Data entries
──────────────────────────────
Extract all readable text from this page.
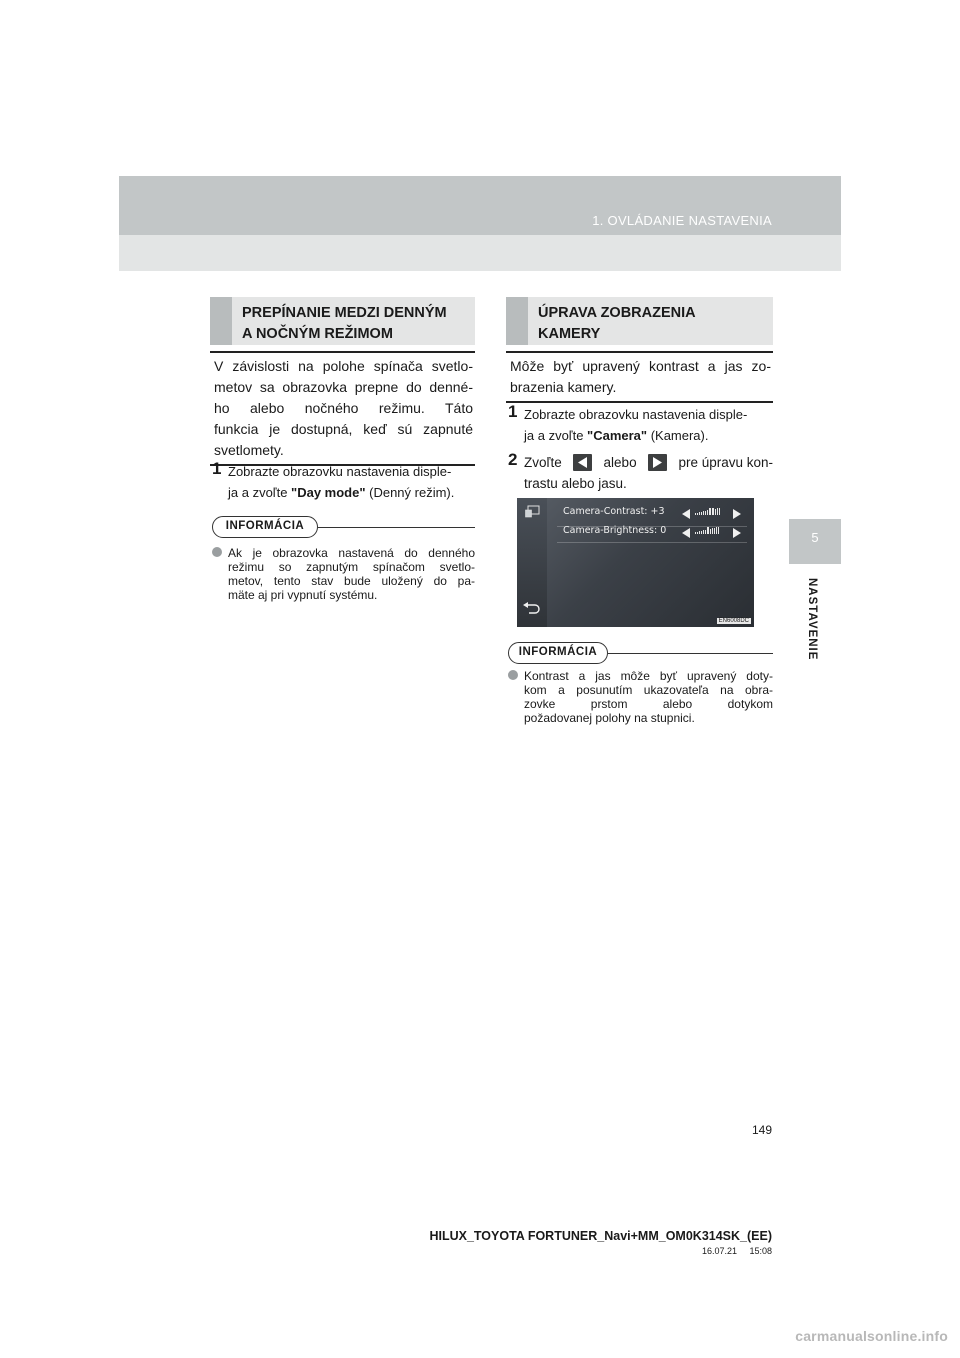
1. OVLÁDANIE NASTAVENIA
5
NASTAVENIE
PREPÍNANIE MEDZI DENNÝM
A NOČNÝM REŽIMOM
V závislosti na polohe spínača svetlo-
metov sa obrazovka prepne do denné-
ho alebo nočného režimu. Táto
funkcia je dostupná, keď sú zapnuté
svetlomety.
1 Zobrazte obrazovku nastavenia disple-
ja a zvoľte "Day mode" (Denný režim).
INFORMÁCIA
Ak je obrazovka nastavená do denného
režimu so zapnutým spínačom svetlo-
metov, tento stav bude uložený do pa-
mäte aj pri vypnutí systému.
ÚPRAVA ZOBRAZENIA
KAMERY
Môže byť upravený kontrast a jas zo-
brazenia kamery.
1 Zobrazte obrazovku nastavenia disple-
ja a zvoľte "Camera" (Kamera).
2 Zvoľte	alebo	pre úpravu kon-
trastu alebo jasu.
Camera-Contrast: +3
Camera-Brightness: 0
EN6008DC
INFORMÁCIA
Kontrast a jas môže byť upravený doty-
kom a posunutím ukazovateľa na obra-
zovke prstom alebo dotykom
požadovanej polohy na stupnici.
149
HILUX_TOYOTA FORTUNER_Navi+MM_OM0K314SK_(EE)
16.07.21     15:08
carmanualsonline.info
──────────────────────────────
• **Problem**:
Copy out all of the material exactly as written, without its pictures.

• **Answer to this problem**:
Extract all readable text from this page.
1. OVLÁDANIE NASTAVENIA
5
NASTAVENIE
PREPÍNANIE MEDZI DENNÝM
A NOČNÝM REŽIMOM
V závislosti na polohe spínača svetlo-
metov sa obrazovka prepne do denné-
ho alebo nočného režimu. Táto
funkcia je dostupná, keď sú zapnuté
svetlomety.
1 Zobrazte obrazovku nastavenia disple-
ja a zvoľte "Day mode" (Denný režim).
INFORMÁCIA
Ak je obrazovka nastavená do denného
režimu so zapnutým spínačom svetlo-
metov, tento stav bude uložený do pa-
mäte aj pri vypnutí systému.
ÚPRAVA ZOBRAZENIA
KAMERY
Môže byť upravený kontrast a jas zo-
brazenia kamery.
1 Zobrazte obrazovku nastavenia disple-
ja a zvoľte "Camera" (Kamera).
2 Zvoľte	alebo	pre úpravu kon-
trastu alebo jasu.
Camera-Contrast: +3
Camera-Brightness: 0
EN6008DC
INFORMÁCIA
Kontrast a jas môže byť upravený doty-
kom a posunutím ukazovateľa na obra-
zovke prstom alebo dotykom
požadovanej polohy na stupnici.
149
HILUX_TOYOTA FORTUNER_Navi+MM_OM0K314SK_(EE)
16.07.21     15:08
carmanualsonline.info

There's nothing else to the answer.